> _Your goal_
Scan the records below for lines with the word "color", then state how many you find and nothing else.

> _Records provided_
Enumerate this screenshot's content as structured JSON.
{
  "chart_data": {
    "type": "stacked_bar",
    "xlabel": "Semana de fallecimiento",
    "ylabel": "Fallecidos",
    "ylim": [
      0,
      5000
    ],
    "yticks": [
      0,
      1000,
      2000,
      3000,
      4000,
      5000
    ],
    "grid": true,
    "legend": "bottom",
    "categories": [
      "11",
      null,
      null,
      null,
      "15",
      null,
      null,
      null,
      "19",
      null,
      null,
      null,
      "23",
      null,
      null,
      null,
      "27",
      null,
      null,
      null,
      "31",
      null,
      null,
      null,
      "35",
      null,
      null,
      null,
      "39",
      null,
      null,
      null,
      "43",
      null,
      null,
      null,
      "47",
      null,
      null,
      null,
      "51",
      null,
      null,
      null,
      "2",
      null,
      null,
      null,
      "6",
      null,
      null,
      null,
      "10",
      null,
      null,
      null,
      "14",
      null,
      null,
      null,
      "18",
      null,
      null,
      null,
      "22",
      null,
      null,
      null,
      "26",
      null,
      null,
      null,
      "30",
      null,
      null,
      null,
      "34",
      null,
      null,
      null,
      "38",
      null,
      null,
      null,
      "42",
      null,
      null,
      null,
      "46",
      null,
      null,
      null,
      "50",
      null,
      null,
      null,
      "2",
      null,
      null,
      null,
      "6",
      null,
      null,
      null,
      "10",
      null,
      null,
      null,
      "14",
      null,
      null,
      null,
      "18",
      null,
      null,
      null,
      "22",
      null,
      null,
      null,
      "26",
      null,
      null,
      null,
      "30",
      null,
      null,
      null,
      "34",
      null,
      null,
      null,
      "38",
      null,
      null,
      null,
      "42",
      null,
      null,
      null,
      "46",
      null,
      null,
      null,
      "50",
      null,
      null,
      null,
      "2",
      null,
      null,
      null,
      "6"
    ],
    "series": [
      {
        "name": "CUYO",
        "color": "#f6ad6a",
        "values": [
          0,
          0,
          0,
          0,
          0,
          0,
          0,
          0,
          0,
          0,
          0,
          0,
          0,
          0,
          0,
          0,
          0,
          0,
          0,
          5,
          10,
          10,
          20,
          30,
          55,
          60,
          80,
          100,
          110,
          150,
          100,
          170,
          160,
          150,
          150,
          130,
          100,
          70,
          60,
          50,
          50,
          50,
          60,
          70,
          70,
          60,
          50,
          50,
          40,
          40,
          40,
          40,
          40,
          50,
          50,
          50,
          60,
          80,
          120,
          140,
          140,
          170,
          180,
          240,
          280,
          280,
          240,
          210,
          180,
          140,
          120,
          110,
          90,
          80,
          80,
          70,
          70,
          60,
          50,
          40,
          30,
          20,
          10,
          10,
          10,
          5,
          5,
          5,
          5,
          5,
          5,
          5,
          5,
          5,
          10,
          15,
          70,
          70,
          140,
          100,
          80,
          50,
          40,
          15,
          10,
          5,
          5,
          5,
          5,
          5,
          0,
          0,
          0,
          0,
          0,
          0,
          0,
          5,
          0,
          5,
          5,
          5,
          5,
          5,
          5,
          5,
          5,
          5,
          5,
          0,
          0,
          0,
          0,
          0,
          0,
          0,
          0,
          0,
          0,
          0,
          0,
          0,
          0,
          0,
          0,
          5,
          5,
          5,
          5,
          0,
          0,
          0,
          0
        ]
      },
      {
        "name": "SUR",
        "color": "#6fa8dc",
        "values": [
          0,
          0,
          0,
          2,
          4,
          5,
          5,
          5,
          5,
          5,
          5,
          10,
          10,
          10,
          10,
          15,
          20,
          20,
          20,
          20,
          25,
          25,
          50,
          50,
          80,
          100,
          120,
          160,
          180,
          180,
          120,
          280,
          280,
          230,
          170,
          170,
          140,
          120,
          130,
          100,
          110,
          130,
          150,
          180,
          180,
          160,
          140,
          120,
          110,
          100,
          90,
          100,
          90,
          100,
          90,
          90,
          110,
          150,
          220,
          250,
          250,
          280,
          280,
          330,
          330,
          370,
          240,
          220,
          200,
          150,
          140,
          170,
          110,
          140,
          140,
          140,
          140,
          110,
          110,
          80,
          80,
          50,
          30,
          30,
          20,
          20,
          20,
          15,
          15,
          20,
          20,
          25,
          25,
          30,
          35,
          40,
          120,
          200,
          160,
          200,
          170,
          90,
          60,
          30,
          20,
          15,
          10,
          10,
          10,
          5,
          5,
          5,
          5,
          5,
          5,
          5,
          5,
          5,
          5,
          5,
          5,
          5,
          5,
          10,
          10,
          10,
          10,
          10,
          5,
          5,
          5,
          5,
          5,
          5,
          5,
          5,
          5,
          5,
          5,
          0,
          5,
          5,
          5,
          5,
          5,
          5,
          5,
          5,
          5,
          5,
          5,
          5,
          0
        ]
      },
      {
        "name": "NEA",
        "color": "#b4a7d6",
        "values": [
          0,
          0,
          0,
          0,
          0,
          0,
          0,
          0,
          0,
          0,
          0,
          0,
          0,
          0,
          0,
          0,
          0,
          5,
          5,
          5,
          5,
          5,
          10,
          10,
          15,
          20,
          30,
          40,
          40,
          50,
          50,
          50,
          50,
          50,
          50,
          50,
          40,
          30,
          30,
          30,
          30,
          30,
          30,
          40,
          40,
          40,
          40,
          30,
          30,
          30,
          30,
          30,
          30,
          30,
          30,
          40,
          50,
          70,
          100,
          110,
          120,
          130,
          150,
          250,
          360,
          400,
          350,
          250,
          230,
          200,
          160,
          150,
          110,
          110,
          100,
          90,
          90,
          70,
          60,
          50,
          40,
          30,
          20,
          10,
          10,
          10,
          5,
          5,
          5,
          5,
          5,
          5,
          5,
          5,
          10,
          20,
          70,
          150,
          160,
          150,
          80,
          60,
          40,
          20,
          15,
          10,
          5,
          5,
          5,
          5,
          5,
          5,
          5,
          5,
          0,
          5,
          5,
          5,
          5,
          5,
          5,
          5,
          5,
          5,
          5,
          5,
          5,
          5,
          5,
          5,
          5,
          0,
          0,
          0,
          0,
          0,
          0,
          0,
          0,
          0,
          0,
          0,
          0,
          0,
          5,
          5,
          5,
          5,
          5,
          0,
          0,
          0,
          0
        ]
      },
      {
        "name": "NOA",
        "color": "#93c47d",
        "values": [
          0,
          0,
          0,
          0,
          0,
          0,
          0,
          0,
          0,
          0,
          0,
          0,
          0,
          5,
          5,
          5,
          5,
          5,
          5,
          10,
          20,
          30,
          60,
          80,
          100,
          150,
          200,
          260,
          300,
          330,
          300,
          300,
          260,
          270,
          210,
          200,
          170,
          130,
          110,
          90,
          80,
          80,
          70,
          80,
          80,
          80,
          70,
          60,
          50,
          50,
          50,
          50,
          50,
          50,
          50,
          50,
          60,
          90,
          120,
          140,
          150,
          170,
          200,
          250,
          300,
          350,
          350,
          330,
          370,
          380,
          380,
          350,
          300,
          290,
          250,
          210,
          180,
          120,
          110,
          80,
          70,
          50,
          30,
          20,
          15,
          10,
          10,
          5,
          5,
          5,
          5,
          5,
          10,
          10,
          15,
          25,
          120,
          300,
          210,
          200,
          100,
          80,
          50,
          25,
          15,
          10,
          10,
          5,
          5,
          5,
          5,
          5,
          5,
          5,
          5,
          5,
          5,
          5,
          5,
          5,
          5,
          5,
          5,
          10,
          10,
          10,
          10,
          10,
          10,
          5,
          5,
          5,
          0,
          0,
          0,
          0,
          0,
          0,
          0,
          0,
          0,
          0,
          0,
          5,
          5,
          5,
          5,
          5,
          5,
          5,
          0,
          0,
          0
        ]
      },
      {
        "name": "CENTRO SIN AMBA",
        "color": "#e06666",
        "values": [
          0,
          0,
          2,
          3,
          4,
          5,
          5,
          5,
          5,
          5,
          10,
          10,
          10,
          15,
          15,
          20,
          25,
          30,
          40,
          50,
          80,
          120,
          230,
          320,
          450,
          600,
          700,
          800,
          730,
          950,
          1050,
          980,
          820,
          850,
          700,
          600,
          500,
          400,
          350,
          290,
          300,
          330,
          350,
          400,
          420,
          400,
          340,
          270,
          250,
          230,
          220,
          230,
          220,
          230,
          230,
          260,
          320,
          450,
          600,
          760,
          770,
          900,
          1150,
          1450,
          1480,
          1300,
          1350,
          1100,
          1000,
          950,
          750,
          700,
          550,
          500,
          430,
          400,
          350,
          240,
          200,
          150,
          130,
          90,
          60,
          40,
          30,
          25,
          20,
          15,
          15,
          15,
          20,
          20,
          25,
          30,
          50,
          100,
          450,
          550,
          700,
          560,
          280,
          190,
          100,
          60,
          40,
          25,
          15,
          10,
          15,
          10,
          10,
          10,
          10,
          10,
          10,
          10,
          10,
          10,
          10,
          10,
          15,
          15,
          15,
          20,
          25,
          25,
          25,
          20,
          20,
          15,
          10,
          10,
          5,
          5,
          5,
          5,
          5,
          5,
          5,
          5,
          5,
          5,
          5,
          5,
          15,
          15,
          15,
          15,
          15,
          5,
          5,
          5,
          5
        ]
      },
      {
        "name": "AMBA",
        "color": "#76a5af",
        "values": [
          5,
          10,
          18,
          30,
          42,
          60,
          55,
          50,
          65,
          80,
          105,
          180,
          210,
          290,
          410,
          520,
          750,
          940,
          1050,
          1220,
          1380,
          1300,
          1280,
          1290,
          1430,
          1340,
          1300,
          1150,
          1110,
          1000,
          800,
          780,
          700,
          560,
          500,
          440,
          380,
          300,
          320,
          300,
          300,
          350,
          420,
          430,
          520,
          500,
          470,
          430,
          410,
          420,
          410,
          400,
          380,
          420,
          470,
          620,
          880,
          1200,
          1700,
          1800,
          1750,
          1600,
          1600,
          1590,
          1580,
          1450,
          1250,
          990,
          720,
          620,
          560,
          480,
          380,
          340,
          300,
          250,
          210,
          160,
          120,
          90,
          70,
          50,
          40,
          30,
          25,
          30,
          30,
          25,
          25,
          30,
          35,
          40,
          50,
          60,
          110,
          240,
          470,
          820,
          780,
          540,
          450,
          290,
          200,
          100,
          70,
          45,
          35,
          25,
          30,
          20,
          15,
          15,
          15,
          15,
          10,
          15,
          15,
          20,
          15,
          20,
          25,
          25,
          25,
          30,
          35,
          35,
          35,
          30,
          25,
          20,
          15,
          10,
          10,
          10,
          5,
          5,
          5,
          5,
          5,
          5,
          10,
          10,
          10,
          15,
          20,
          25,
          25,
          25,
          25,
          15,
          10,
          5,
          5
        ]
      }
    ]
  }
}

> _Task response_
6